## [Goal]
Search the data below for the word "shidaiedu" and copy each line that holds it.

## [Extracted entries]
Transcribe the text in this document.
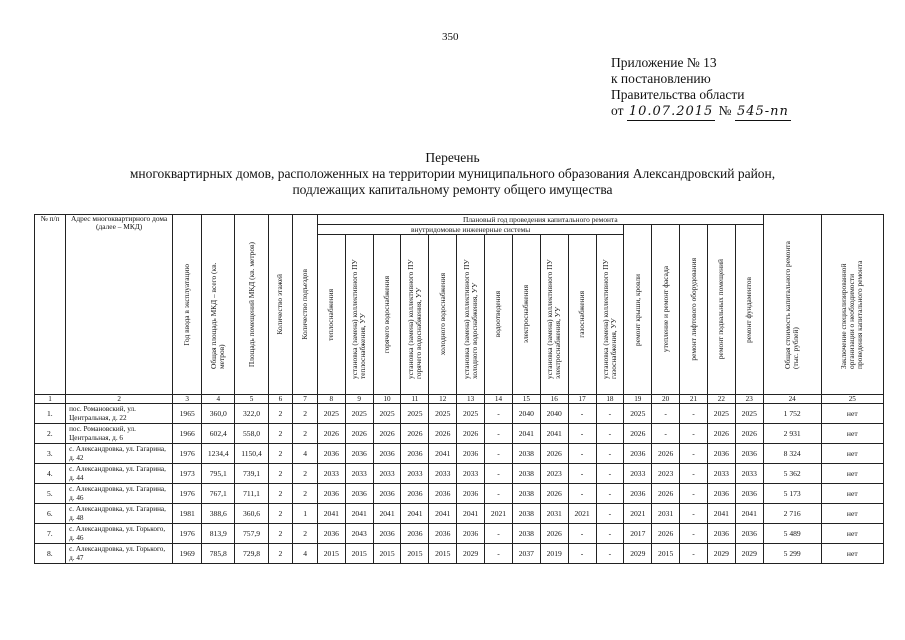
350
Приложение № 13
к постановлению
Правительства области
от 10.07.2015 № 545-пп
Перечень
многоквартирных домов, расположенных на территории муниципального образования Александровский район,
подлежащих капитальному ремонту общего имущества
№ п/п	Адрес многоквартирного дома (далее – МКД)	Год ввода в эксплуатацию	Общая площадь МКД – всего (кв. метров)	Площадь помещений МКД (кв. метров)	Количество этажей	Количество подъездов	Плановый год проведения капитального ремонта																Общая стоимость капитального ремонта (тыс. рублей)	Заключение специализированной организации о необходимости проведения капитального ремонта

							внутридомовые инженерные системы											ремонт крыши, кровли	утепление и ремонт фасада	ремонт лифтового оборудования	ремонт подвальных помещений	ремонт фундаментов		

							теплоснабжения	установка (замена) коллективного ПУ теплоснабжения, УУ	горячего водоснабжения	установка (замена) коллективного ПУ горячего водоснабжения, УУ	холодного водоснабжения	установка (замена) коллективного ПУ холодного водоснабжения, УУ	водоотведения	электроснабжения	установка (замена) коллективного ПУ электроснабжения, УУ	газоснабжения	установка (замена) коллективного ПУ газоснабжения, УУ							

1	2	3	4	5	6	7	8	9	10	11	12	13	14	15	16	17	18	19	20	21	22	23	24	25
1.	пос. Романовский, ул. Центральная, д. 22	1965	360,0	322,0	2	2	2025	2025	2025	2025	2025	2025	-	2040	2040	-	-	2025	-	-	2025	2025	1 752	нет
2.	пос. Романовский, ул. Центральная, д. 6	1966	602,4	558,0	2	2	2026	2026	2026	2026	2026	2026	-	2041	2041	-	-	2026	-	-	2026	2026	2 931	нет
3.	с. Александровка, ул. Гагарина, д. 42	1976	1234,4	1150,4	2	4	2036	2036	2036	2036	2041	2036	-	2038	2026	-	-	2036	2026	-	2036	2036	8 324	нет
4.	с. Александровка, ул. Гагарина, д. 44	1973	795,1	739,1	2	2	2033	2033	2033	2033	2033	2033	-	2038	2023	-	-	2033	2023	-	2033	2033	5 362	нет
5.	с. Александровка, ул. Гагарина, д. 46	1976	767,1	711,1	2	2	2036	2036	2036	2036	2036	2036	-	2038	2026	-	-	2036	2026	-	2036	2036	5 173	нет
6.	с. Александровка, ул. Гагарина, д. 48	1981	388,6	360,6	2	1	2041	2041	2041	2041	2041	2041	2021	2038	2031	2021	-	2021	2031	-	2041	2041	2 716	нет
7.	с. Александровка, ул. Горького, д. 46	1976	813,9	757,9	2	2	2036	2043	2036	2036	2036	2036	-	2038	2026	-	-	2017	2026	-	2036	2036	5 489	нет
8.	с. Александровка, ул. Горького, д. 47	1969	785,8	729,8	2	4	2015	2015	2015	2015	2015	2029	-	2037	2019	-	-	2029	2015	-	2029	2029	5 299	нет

* * *

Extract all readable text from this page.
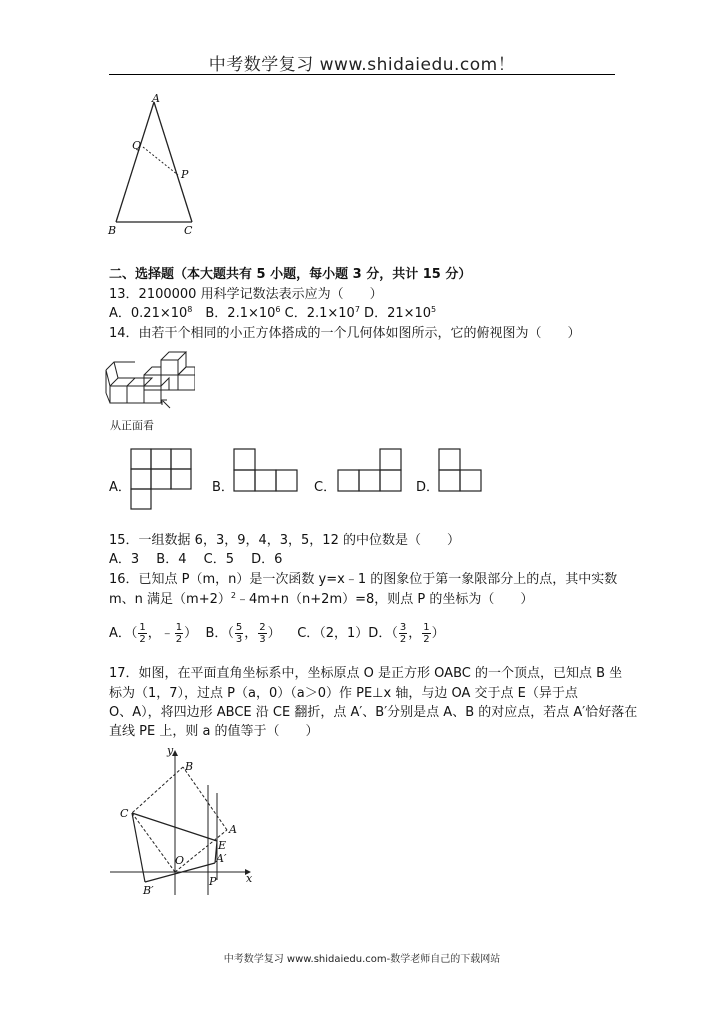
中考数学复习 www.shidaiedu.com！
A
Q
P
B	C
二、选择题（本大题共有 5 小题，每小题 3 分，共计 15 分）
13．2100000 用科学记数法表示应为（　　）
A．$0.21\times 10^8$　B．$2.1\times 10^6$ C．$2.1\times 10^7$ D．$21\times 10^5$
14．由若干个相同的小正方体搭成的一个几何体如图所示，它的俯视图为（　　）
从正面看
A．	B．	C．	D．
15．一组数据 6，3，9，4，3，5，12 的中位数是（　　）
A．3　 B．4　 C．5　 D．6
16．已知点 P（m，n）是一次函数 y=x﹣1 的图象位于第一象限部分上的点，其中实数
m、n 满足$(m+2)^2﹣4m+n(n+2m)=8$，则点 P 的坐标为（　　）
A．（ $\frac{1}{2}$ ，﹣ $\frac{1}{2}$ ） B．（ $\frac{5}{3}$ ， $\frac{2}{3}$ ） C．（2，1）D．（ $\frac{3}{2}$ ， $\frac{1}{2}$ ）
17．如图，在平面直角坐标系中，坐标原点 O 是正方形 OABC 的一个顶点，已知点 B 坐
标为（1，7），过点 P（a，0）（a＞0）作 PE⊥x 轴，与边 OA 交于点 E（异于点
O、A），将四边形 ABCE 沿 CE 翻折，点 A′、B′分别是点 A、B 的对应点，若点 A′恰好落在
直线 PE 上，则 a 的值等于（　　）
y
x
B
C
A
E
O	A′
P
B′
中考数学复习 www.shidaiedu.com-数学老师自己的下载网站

## [Complete output]
中考数学复习 www.shidaiedu.com！
中考数学复习 www.shidaiedu.com-数学老师自己的下载网站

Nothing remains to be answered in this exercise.